_GIVEN EXERCISE_.
Print the data that follows exactly.
▶
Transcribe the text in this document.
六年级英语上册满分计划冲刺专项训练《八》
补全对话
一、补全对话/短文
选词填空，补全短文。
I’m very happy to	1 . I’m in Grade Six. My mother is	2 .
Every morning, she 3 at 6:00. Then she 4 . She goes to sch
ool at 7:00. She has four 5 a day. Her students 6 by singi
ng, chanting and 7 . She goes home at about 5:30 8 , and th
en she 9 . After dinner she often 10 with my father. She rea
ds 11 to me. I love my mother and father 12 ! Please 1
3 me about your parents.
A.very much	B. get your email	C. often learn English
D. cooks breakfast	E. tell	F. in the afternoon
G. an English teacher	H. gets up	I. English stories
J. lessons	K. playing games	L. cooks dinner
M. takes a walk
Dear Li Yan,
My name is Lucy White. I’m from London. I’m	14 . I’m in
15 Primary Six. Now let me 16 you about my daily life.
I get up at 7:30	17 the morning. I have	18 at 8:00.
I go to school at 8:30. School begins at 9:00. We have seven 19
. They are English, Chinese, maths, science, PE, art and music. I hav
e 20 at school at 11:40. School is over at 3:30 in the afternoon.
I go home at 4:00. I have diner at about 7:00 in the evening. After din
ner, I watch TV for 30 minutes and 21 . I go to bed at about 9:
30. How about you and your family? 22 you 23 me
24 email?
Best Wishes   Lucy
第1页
◀
_OUTPUT FOR THIS EXERCISE_.
Transcribe the text in this document.
六年级英语上册满分计划冲刺专项训练《八》
补全对话
一、补全对话/短文
选词填空，补全短文。
I’m very happy to	1 . I’m in Grade Six. My mother is	2 .
Every morning, she 3 at 6:00. Then she 4 . She goes to sch
ool at 7:00. She has four 5 a day. Her students 6 by singi
ng, chanting and 7 . She goes home at about 5:30 8 , and th
en she 9 . After dinner she often 10 with my father. She rea
ds 11 to me. I love my mother and father 12 ! Please 1
3 me about your parents.
A.very much	B. get your email	C. often learn English
D. cooks breakfast	E. tell	F. in the afternoon
G. an English teacher	H. gets up	I. English stories
J. lessons	K. playing games	L. cooks dinner
M. takes a walk
Dear Li Yan,
My name is Lucy White. I’m from London. I’m	14 . I’m in
15 Primary Six. Now let me 16 you about my daily life.
I get up at 7:30	17 the morning. I have	18 at 8:00.
I go to school at 8:30. School begins at 9:00. We have seven 19
. They are English, Chinese, maths, science, PE, art and music. I hav
e 20 at school at 11:40. School is over at 3:30 in the afternoon.
I go home at 4:00. I have diner at about 7:00 in the evening. After din
ner, I watch TV for 30 minutes and 21 . I go to bed at about 9:
30. How about you and your family? 22 you 23 me
24 email?
Best Wishes   Lucy
第1页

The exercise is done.